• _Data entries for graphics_
━━━━━━

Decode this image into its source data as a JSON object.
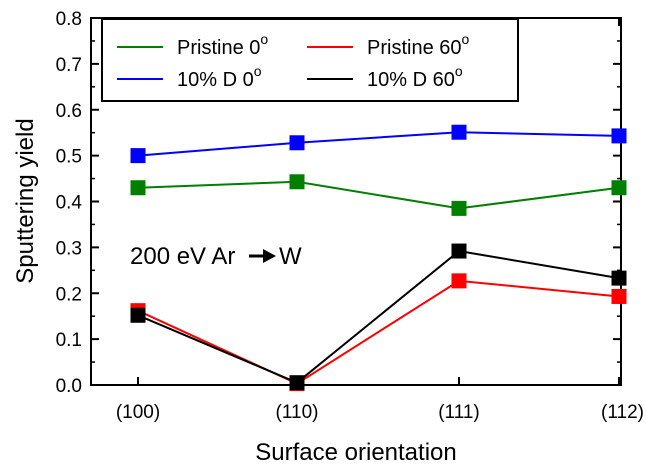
{
  "chart_data": {
    "type": "line",
    "title": "",
    "xlabel": "Surface orientation",
    "ylabel": "Sputtering yield",
    "categories": [
      "(100)",
      "(110)",
      "(111)",
      "(112)"
    ],
    "ylim": [
      0,
      0.8
    ],
    "yticks": [
      "0.0",
      "0.1",
      "0.2",
      "0.3",
      "0.4",
      "0.5",
      "0.6",
      "0.7",
      "0.8"
    ],
    "grid": false,
    "legend_position": "top-left",
    "series": [
      {
        "name": "Pristine 0",
        "name_sup": "o",
        "color": "#007f00",
        "values": [
          0.43,
          0.443,
          0.385,
          0.43
        ]
      },
      {
        "name": "Pristine 60",
        "name_sup": "o",
        "color": "#ff0000",
        "values": [
          0.162,
          0.003,
          0.227,
          0.193
        ]
      },
      {
        "name": "10% D 0",
        "name_sup": "o",
        "color": "#0000ff",
        "values": [
          0.5,
          0.528,
          0.551,
          0.543
        ]
      },
      {
        "name": "10% D 60",
        "name_sup": "o",
        "color": "#000000",
        "values": [
          0.152,
          0.005,
          0.292,
          0.233
        ]
      }
    ],
    "annotation": {
      "text_before": "200 eV Ar",
      "arrow_icon": "right-arrow-icon",
      "text_after": "W"
    }
  }
}
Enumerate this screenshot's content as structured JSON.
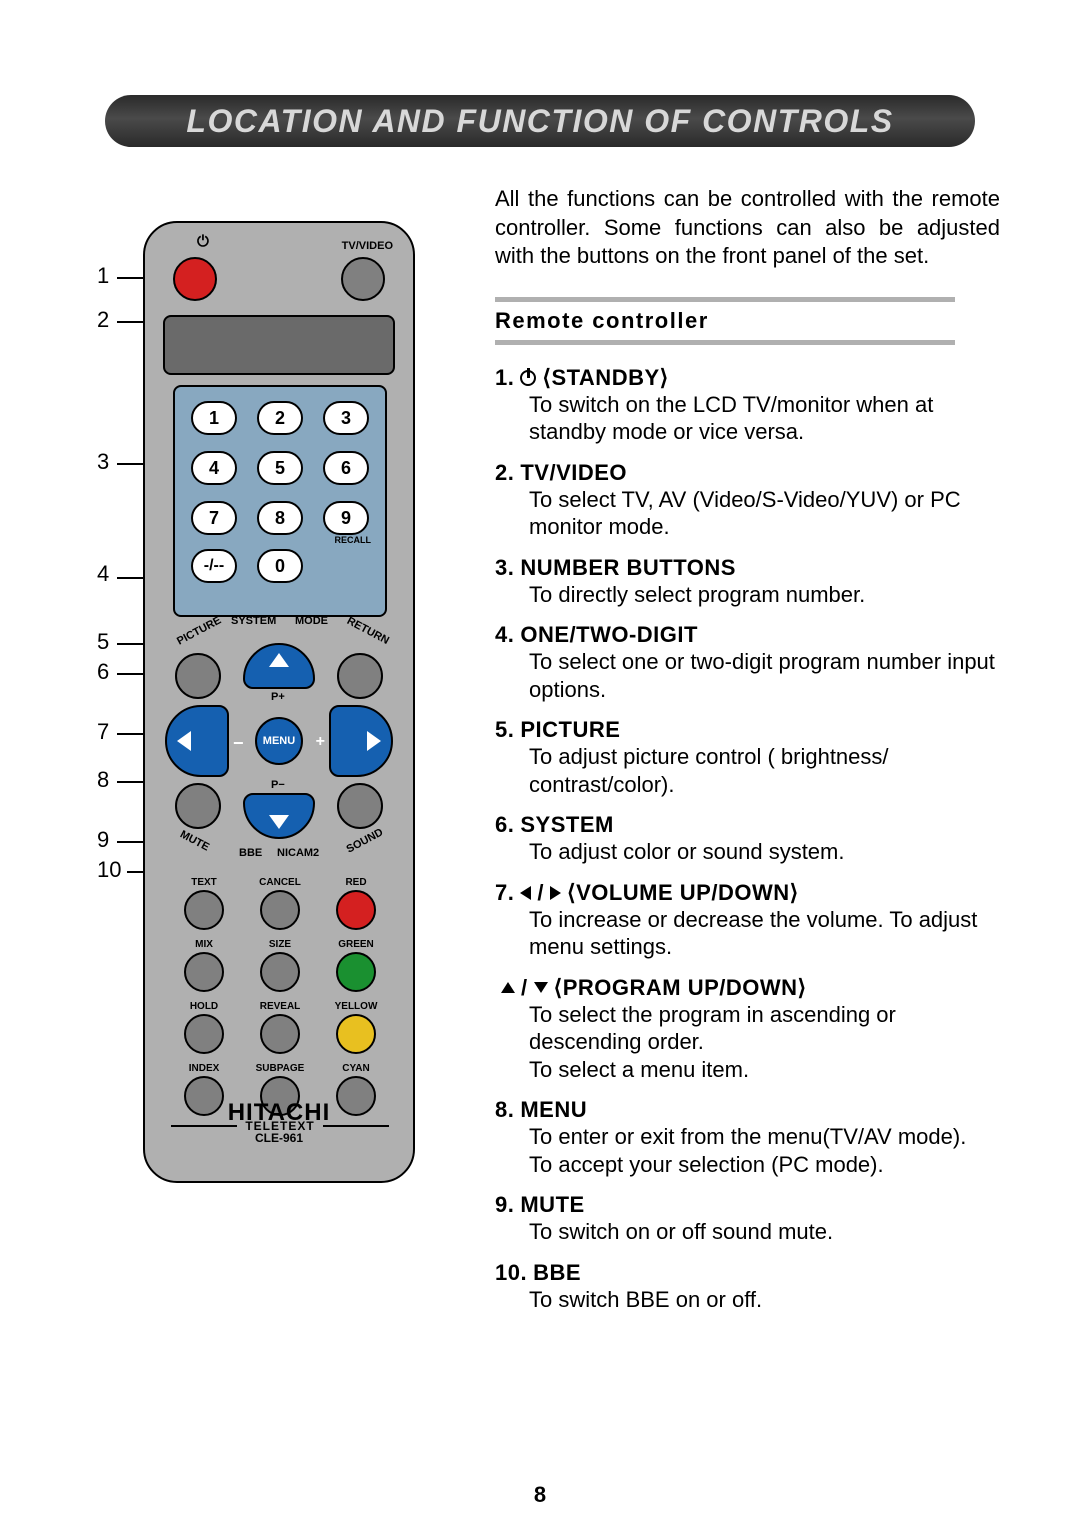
{
  "title": "LOCATION AND FUNCTION OF CONTROLS",
  "intro": "All the functions can be controlled with the remote controller. Some functions can also be adjusted with the buttons on the front panel of the set.",
  "section": "Remote controller",
  "page_number": "8",
  "remote": {
    "brand": "HITACHI",
    "model": "CLE-961",
    "tvvideo_label": "TV/VIDEO",
    "recall_label": "RECALL",
    "menu_label": "MENU",
    "pplus": "P+",
    "pminus": "P−",
    "teletext_label": "TELETEXT",
    "numbers": [
      "1",
      "2",
      "3",
      "4",
      "5",
      "6",
      "7",
      "8",
      "9"
    ],
    "zero": "0",
    "arc_labels": [
      "PICTURE",
      "SYSTEM",
      "MODE",
      "RETURN"
    ],
    "corner_labels": [
      "MUTE",
      "BBE",
      "NICAM2",
      "SOUND"
    ],
    "teletext_buttons": [
      {
        "label": "TEXT",
        "color": "#808080"
      },
      {
        "label": "CANCEL",
        "color": "#808080"
      },
      {
        "label": "RED",
        "color": "#d42020"
      },
      {
        "label": "MIX",
        "color": "#808080"
      },
      {
        "label": "SIZE",
        "color": "#808080"
      },
      {
        "label": "GREEN",
        "color": "#1a9030"
      },
      {
        "label": "HOLD",
        "color": "#808080"
      },
      {
        "label": "REVEAL",
        "color": "#808080"
      },
      {
        "label": "YELLOW",
        "color": "#e8c020"
      },
      {
        "label": "INDEX",
        "color": "#808080"
      },
      {
        "label": "SUBPAGE",
        "color": "#808080"
      },
      {
        "label": "CYAN",
        "color": "#808080"
      }
    ]
  },
  "callouts": [
    "1",
    "2",
    "3",
    "4",
    "5",
    "6",
    "7",
    "8",
    "9",
    "10"
  ],
  "items": [
    {
      "num": "1.",
      "icon": "power",
      "title": "⟨STANDBY⟩",
      "desc": "To switch on the LCD TV/monitor when at standby mode or vice versa."
    },
    {
      "num": "2.",
      "title": "TV/VIDEO",
      "desc": "To select TV, AV (Video/S-Video/YUV) or PC monitor mode."
    },
    {
      "num": "3.",
      "title": "NUMBER BUTTONS",
      "desc": "To directly select program number."
    },
    {
      "num": "4.",
      "title": "ONE/TWO-DIGIT",
      "desc": "To select one or two-digit program number input options."
    },
    {
      "num": "5.",
      "title": "PICTURE",
      "desc": "To adjust picture control ( brightness/ contrast/color)."
    },
    {
      "num": "6.",
      "title": "SYSTEM",
      "desc": "To adjust color or sound system."
    },
    {
      "num": "7.",
      "icon": "lr",
      "title": "⟨VOLUME UP/DOWN⟩",
      "desc": "To increase or decrease the volume. To adjust menu settings."
    },
    {
      "num": "",
      "icon": "ud",
      "title": "⟨PROGRAM UP/DOWN⟩",
      "desc": "To select the program in ascending or descending order.\nTo select a menu item."
    },
    {
      "num": "8.",
      "title": "MENU",
      "desc": "To enter or exit from the menu(TV/AV mode).\nTo accept your selection (PC mode)."
    },
    {
      "num": "9.",
      "title": "MUTE",
      "desc": "To switch on or off sound mute."
    },
    {
      "num": "10.",
      "title": "BBE",
      "desc": "To switch BBE on or off."
    }
  ],
  "colors": {
    "title_bg": "#3a3a3a",
    "title_text": "#d8d8d8",
    "remote_body": "#b0b0b0",
    "numpad_bg": "#88a8c0",
    "nav_blue": "#1560b0",
    "red": "#d42020",
    "grey_btn": "#808080",
    "divider": "#b0b0b0"
  }
}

━━━━━━

• _Challenge_
Take the entries shown above and quote them verbatim, passing over the pictures.

• _Reply_
Decode this image into its source data as a JSON object.
{
  "chart_data": {
    "type": "line",
    "title": "",
    "xlabel": "Surface orientation",
    "ylabel": "Sputtering yield",
    "categories": [
      "(100)",
      "(110)",
      "(111)",
      "(112)"
    ],
    "ylim": [
      0,
      0.8
    ],
    "yticks": [
      "0.0",
      "0.1",
      "0.2",
      "0.3",
      "0.4",
      "0.5",
      "0.6",
      "0.7",
      "0.8"
    ],
    "grid": false,
    "legend_position": "top-left",
    "series": [
      {
        "name": "Pristine 0",
        "name_sup": "o",
        "color": "#007f00",
        "values": [
          0.43,
          0.443,
          0.385,
          0.43
        ]
      },
      {
        "name": "Pristine 60",
        "name_sup": "o",
        "color": "#ff0000",
        "values": [
          0.162,
          0.003,
          0.227,
          0.193
        ]
      },
      {
        "name": "10% D 0",
        "name_sup": "o",
        "color": "#0000ff",
        "values": [
          0.5,
          0.528,
          0.551,
          0.543
        ]
      },
      {
        "name": "10% D 60",
        "name_sup": "o",
        "color": "#000000",
        "values": [
          0.152,
          0.005,
          0.292,
          0.233
        ]
      }
    ],
    "annotation": {
      "text_before": "200 eV Ar",
      "arrow_icon": "right-arrow-icon",
      "text_after": "W"
    }
  }
}
Enumerate this screenshot's content as structured JSON.
{
  "title": "LOCATION AND FUNCTION OF CONTROLS",
  "intro": "All the functions can be controlled with the remote controller. Some functions can also be adjusted with the buttons on the front panel of the set.",
  "section": "Remote controller",
  "page_number": "8",
  "remote": {
    "brand": "HITACHI",
    "model": "CLE-961",
    "tvvideo_label": "TV/VIDEO",
    "recall_label": "RECALL",
    "menu_label": "MENU",
    "pplus": "P+",
    "pminus": "P−",
    "teletext_label": "TELETEXT",
    "numbers": [
      "1",
      "2",
      "3",
      "4",
      "5",
      "6",
      "7",
      "8",
      "9"
    ],
    "zero": "0",
    "arc_labels": [
      "PICTURE",
      "SYSTEM",
      "MODE",
      "RETURN"
    ],
    "corner_labels": [
      "MUTE",
      "BBE",
      "NICAM2",
      "SOUND"
    ],
    "teletext_buttons": [
      {
        "label": "TEXT",
        "color": "#808080"
      },
      {
        "label": "CANCEL",
        "color": "#808080"
      },
      {
        "label": "RED",
        "color": "#d42020"
      },
      {
        "label": "MIX",
        "color": "#808080"
      },
      {
        "label": "SIZE",
        "color": "#808080"
      },
      {
        "label": "GREEN",
        "color": "#1a9030"
      },
      {
        "label": "HOLD",
        "color": "#808080"
      },
      {
        "label": "REVEAL",
        "color": "#808080"
      },
      {
        "label": "YELLOW",
        "color": "#e8c020"
      },
      {
        "label": "INDEX",
        "color": "#808080"
      },
      {
        "label": "SUBPAGE",
        "color": "#808080"
      },
      {
        "label": "CYAN",
        "color": "#808080"
      }
    ]
  },
  "callouts": [
    "1",
    "2",
    "3",
    "4",
    "5",
    "6",
    "7",
    "8",
    "9",
    "10"
  ],
  "items": [
    {
      "num": "1.",
      "icon": "power",
      "title": "⟨STANDBY⟩",
      "desc": "To switch on the LCD TV/monitor when at standby mode or vice versa."
    },
    {
      "num": "2.",
      "title": "TV/VIDEO",
      "desc": "To select TV, AV (Video/S-Video/YUV) or PC monitor mode."
    },
    {
      "num": "3.",
      "title": "NUMBER BUTTONS",
      "desc": "To directly select program number."
    },
    {
      "num": "4.",
      "title": "ONE/TWO-DIGIT",
      "desc": "To select one or two-digit program number input options."
    },
    {
      "num": "5.",
      "title": "PICTURE",
      "desc": "To adjust picture control ( brightness/ contrast/color)."
    },
    {
      "num": "6.",
      "title": "SYSTEM",
      "desc": "To adjust color or sound system."
    },
    {
      "num": "7.",
      "icon": "lr",
      "title": "⟨VOLUME UP/DOWN⟩",
      "desc": "To increase or decrease the volume. To adjust menu settings."
    },
    {
      "num": "",
      "icon": "ud",
      "title": "⟨PROGRAM UP/DOWN⟩",
      "desc": "To select the program in ascending or descending order.\nTo select a menu item."
    },
    {
      "num": "8.",
      "title": "MENU",
      "desc": "To enter or exit from the menu(TV/AV mode).\nTo accept your selection (PC mode)."
    },
    {
      "num": "9.",
      "title": "MUTE",
      "desc": "To switch on or off sound mute."
    },
    {
      "num": "10.",
      "title": "BBE",
      "desc": "To switch BBE on or off."
    }
  ],
  "colors": {
    "title_bg": "#3a3a3a",
    "title_text": "#d8d8d8",
    "remote_body": "#b0b0b0",
    "numpad_bg": "#88a8c0",
    "nav_blue": "#1560b0",
    "red": "#d42020",
    "grey_btn": "#808080",
    "divider": "#b0b0b0"
  }
}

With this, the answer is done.